### Extracted data entries

————————

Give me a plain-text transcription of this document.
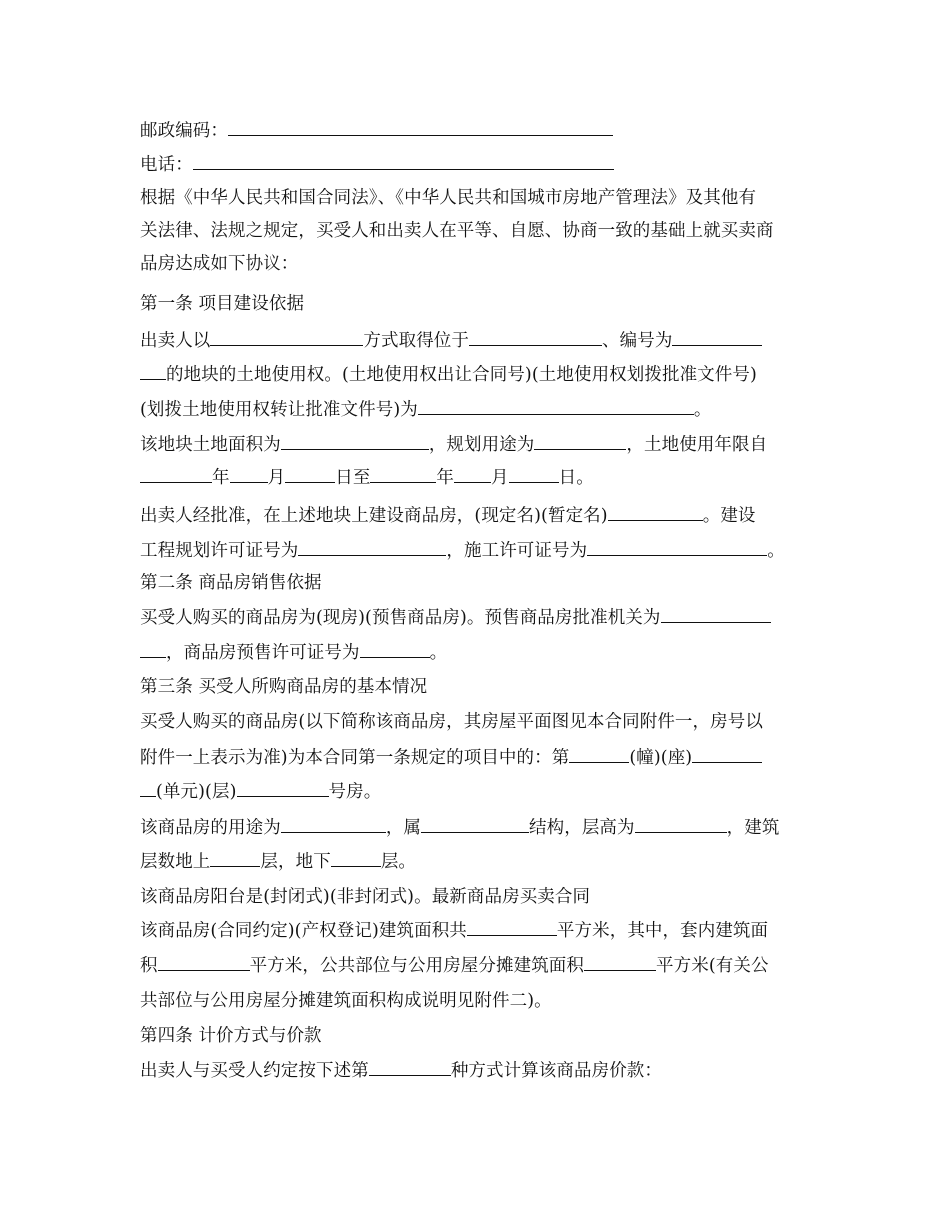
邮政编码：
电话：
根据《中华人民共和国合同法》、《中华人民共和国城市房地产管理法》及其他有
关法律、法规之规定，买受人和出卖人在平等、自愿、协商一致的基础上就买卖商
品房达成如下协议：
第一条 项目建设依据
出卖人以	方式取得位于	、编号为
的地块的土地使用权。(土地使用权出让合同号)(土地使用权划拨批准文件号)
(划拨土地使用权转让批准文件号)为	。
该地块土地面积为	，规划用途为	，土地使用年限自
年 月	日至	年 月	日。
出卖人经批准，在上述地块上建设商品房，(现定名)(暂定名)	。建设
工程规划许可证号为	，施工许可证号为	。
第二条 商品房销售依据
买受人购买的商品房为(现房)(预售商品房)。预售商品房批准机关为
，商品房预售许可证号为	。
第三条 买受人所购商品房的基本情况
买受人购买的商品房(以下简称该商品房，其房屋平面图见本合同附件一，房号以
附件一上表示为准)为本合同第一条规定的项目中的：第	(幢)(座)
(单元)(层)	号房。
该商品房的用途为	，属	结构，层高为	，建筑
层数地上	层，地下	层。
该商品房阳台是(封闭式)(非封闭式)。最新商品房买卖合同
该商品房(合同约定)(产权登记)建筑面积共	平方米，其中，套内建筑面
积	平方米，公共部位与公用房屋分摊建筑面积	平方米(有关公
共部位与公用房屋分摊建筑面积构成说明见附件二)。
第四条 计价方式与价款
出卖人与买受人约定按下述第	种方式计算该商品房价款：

————————

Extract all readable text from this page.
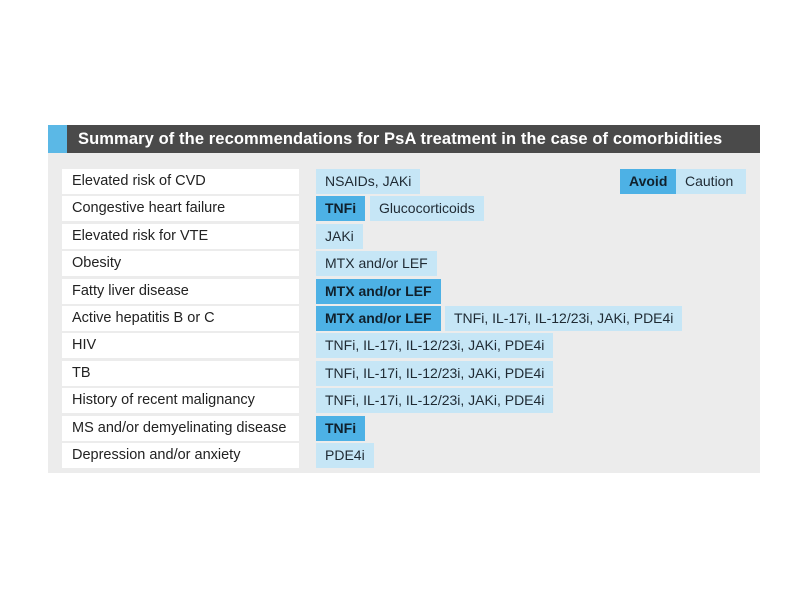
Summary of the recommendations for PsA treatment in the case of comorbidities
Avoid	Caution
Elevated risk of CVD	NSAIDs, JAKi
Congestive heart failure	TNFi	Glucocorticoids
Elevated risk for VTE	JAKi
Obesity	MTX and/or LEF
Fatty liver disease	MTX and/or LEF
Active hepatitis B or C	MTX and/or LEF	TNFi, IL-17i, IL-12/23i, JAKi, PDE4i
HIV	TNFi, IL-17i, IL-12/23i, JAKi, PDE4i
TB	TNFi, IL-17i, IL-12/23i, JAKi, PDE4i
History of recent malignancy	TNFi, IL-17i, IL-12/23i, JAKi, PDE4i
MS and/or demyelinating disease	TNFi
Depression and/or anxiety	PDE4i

————————

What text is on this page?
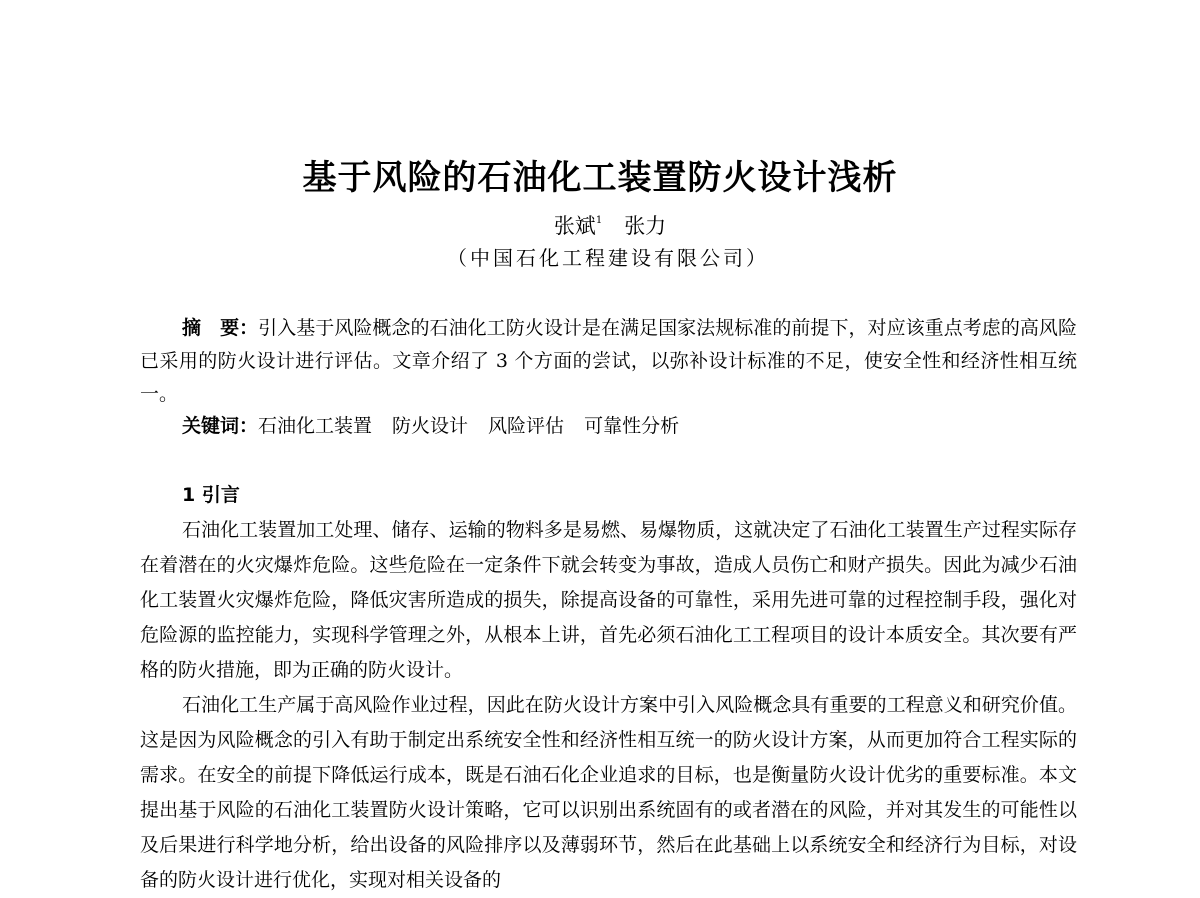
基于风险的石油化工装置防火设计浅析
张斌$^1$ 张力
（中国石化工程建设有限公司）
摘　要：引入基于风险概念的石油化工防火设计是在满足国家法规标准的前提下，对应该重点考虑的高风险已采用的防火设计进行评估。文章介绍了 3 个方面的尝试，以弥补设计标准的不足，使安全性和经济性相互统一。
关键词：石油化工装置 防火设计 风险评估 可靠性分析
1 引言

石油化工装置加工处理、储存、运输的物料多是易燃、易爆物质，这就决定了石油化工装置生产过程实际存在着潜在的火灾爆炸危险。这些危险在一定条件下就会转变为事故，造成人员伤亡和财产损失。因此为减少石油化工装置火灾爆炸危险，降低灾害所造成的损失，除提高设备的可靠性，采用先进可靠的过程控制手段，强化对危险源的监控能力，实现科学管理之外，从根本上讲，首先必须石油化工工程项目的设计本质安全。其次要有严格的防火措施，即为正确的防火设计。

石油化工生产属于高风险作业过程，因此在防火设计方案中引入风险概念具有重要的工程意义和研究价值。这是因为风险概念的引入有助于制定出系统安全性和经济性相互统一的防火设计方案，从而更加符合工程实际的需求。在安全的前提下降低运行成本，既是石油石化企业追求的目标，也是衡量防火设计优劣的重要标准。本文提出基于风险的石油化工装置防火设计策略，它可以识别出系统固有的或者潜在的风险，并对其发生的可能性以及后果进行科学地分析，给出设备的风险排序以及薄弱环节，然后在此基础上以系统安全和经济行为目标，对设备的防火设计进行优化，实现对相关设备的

————————

### DIRECTIONS
Scan the data for the word "this" and copy every line where it shows up.

### IN RESPONSE
Give me a plain-text transcription of this document.
Extract all readable text from this page.
What text is on this page?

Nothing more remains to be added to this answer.